> Exercise goal: Pull out each line of the records holding the string "JSON".

> Task inputs:
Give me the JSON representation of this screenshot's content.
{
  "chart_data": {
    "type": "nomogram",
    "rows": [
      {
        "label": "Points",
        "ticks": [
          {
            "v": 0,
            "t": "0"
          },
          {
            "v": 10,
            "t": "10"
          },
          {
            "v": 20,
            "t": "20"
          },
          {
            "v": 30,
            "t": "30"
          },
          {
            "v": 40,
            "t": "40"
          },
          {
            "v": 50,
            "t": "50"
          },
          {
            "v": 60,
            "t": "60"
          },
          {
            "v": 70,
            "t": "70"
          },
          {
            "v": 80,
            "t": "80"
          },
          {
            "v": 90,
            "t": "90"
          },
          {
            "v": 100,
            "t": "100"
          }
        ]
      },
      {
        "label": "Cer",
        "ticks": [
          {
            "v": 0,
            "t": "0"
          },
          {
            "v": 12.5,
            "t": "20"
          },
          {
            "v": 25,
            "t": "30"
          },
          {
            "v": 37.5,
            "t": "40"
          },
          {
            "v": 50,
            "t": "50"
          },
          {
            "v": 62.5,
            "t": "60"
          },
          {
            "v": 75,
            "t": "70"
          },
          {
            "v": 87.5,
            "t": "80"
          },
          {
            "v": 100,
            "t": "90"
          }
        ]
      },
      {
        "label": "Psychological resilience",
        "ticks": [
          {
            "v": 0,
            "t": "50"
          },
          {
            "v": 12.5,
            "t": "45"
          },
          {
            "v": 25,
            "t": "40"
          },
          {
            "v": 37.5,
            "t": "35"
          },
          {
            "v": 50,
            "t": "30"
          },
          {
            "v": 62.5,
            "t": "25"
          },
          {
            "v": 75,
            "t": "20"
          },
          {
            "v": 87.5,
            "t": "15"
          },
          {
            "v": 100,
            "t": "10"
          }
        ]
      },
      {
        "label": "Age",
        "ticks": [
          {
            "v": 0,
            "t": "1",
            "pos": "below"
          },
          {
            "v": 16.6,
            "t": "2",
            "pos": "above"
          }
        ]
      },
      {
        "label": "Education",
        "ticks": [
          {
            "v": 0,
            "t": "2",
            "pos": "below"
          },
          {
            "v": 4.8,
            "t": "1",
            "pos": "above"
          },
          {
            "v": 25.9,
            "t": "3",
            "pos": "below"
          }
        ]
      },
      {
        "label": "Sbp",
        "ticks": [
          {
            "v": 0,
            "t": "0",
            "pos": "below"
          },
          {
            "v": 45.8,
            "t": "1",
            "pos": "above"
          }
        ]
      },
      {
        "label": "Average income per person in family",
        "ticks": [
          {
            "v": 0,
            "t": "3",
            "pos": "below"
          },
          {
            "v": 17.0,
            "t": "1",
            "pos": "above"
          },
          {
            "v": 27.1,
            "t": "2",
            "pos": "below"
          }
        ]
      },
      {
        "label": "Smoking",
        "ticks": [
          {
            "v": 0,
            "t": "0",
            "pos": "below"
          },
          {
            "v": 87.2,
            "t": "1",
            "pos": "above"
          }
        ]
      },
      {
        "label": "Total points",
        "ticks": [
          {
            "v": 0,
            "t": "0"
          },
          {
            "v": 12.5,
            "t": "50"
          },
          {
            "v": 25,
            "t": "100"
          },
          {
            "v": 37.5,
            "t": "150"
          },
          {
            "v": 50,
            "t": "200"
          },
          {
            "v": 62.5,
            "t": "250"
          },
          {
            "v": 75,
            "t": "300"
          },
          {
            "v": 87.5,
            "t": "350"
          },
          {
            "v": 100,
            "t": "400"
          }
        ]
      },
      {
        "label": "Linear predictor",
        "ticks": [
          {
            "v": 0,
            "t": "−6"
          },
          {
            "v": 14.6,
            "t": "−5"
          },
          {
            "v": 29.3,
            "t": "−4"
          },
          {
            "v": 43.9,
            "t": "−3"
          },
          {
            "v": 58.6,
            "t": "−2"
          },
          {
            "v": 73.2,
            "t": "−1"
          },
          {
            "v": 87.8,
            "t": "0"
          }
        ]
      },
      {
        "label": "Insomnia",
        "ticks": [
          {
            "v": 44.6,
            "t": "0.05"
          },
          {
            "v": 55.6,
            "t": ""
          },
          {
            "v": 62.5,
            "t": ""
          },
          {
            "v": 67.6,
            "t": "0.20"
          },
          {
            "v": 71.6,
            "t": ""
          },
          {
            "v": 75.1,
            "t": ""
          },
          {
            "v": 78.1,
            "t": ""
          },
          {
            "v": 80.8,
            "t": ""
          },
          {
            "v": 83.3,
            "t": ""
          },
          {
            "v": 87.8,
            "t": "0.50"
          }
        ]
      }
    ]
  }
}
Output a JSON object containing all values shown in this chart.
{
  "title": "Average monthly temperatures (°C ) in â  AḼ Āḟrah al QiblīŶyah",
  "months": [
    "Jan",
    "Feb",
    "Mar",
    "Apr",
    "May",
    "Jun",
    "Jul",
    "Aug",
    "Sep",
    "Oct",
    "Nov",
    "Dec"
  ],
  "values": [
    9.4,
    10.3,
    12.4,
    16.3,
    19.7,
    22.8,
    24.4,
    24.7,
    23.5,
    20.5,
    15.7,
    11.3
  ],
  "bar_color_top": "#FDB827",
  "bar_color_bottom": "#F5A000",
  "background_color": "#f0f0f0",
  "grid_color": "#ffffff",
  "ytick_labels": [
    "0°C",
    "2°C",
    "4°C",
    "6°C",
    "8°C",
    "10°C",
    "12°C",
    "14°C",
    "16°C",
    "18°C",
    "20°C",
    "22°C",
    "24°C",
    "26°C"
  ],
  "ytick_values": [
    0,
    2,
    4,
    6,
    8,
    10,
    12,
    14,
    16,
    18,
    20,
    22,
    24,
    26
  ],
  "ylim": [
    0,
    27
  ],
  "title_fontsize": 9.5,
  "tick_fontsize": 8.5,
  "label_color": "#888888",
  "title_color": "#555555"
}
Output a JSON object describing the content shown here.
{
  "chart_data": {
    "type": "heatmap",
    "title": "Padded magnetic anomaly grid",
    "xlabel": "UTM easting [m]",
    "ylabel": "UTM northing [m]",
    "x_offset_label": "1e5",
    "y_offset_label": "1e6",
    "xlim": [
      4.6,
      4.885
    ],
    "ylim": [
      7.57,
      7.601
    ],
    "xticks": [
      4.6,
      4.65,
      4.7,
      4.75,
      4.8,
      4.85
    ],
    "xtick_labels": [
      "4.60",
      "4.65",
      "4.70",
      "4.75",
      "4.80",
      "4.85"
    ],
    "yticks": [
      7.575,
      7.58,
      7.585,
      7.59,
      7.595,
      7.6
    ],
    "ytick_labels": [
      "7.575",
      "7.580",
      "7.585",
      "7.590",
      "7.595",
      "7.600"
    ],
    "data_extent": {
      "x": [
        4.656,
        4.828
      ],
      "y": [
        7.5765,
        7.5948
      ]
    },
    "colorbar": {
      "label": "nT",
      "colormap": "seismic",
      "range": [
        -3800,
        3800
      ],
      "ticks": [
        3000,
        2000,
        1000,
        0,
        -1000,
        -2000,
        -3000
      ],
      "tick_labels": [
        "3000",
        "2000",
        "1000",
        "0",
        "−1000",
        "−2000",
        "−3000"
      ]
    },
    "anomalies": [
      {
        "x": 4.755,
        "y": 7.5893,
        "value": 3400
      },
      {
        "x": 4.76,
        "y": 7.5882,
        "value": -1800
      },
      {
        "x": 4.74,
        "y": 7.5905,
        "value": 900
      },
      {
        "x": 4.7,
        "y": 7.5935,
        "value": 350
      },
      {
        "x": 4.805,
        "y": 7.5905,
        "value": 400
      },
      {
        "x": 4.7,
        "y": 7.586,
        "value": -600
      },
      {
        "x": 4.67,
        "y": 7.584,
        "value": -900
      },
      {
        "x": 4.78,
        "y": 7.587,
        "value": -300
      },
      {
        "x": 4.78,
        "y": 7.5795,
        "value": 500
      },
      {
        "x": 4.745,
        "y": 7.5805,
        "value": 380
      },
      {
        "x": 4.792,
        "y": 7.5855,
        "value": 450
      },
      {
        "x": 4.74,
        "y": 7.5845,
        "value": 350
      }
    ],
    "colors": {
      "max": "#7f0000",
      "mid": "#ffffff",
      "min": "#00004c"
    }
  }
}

> Exercise response:
Give me the JSON representation of this screenshot's content.
Output a JSON object containing all values shown in this chart.
Output a JSON object describing the content shown here.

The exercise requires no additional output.